— START Supplied entries —

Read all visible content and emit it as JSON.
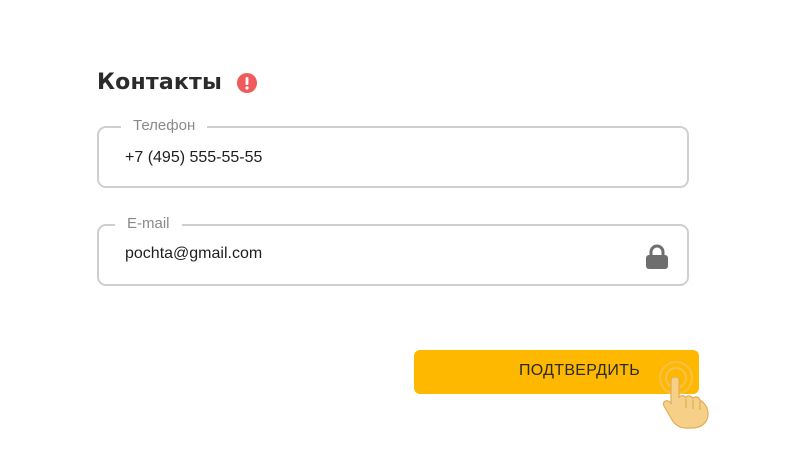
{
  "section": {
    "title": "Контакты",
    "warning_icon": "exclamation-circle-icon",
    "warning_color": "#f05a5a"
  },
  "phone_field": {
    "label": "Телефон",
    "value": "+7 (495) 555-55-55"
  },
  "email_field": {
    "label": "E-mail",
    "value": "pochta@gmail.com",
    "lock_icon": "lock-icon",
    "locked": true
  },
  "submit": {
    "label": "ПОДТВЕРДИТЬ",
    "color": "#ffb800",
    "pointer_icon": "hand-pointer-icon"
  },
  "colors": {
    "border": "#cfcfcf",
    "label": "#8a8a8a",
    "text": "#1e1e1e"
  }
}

— END Supplied entries —
— START Supplied entries —

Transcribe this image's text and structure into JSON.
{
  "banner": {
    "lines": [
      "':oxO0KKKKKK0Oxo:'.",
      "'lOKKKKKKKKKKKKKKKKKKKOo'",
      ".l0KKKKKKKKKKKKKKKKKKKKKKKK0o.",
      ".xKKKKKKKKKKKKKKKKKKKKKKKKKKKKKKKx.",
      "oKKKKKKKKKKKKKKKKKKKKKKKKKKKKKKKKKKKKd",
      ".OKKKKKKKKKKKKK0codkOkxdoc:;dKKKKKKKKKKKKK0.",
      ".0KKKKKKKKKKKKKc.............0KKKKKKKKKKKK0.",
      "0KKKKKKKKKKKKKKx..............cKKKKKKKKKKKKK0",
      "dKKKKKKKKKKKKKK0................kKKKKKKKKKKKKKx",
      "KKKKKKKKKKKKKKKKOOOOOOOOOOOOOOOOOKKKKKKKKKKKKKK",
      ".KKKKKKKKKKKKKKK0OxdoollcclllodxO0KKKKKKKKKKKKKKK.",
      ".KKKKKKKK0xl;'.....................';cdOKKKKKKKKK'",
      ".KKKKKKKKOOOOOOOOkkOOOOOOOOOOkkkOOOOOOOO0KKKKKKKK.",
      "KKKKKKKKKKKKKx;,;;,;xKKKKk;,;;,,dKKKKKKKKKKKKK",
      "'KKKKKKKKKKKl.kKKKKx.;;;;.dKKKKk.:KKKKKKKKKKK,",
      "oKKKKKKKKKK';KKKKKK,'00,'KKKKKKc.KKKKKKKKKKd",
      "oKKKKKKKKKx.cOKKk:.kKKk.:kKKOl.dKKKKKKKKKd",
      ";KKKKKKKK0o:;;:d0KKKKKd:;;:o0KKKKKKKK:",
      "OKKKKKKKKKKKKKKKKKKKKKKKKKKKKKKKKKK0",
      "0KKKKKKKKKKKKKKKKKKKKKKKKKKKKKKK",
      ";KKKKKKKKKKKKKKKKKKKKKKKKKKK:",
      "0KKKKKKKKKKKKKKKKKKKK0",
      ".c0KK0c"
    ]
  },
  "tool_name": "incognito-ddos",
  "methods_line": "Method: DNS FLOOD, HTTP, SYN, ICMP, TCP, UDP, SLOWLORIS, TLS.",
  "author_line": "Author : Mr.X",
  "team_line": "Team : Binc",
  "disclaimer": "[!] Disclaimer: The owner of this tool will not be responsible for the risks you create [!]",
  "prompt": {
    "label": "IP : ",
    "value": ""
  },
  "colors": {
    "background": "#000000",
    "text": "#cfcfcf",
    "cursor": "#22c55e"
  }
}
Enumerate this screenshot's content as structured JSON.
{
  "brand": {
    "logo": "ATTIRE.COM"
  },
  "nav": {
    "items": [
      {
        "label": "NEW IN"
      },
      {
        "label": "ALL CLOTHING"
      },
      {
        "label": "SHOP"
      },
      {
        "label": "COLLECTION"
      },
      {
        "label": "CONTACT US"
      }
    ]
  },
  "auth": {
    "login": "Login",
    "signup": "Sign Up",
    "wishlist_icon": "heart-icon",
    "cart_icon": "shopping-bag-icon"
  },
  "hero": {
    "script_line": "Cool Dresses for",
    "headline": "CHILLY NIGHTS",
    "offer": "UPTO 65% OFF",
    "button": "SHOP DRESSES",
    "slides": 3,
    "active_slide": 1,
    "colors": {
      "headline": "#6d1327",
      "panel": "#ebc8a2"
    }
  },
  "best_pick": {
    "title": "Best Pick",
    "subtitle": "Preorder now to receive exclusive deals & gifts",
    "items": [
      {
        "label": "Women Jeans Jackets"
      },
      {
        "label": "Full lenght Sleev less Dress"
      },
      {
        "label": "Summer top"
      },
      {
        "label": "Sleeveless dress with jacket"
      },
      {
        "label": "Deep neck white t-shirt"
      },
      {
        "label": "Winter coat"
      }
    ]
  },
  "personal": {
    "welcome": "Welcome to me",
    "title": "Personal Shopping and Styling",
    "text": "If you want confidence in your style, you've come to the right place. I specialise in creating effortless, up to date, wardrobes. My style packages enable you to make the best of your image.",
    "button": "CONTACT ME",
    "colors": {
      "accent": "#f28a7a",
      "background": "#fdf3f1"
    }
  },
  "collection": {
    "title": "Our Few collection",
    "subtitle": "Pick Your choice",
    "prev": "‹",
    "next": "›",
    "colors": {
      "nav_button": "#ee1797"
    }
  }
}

— END Supplied entries —
— START Supplied entries —

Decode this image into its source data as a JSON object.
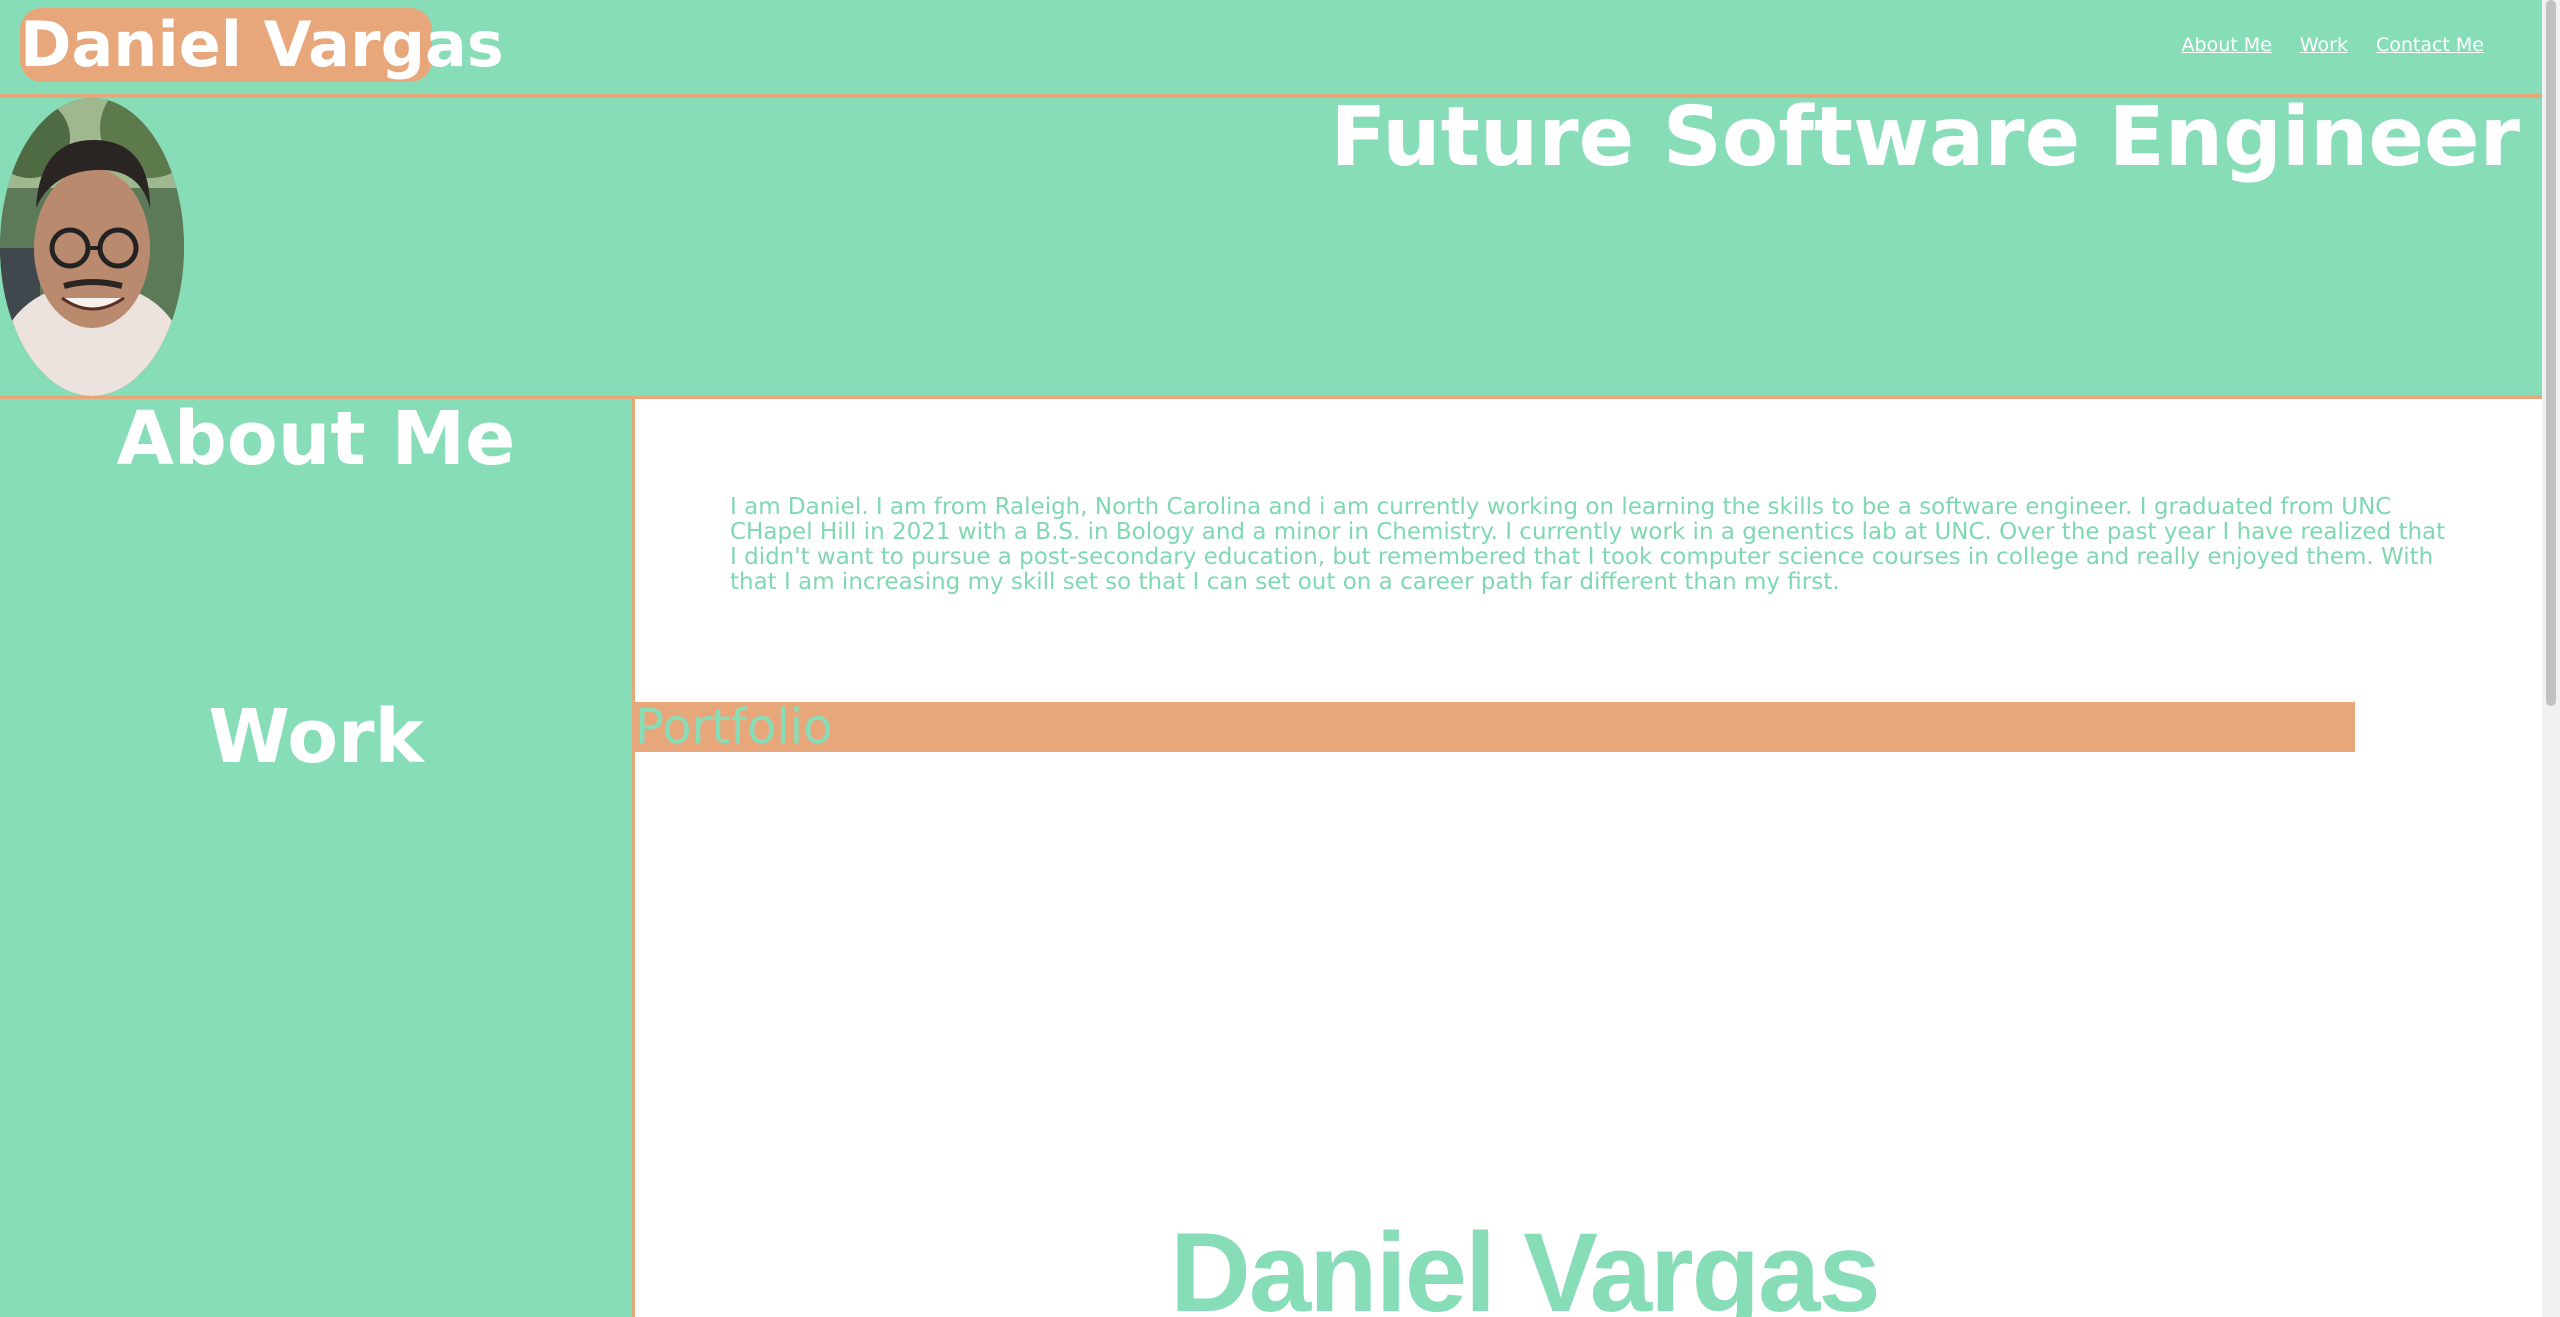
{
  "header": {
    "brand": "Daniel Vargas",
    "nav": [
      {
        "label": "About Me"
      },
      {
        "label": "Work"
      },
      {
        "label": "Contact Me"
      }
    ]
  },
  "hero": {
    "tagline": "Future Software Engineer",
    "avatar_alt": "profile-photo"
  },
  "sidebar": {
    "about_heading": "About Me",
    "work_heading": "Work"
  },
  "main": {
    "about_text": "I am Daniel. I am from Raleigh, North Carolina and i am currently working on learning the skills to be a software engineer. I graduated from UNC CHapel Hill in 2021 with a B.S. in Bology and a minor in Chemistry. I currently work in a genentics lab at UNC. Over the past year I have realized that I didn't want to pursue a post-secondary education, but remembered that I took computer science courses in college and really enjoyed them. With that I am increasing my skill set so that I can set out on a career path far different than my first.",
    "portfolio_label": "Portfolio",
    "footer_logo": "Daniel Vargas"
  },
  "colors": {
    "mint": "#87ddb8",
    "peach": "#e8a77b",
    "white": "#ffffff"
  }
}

— END Supplied entries —

## Task description
Among the entries above, how many lines hold the word "JSON"? Reply with only that number.

## Written response
4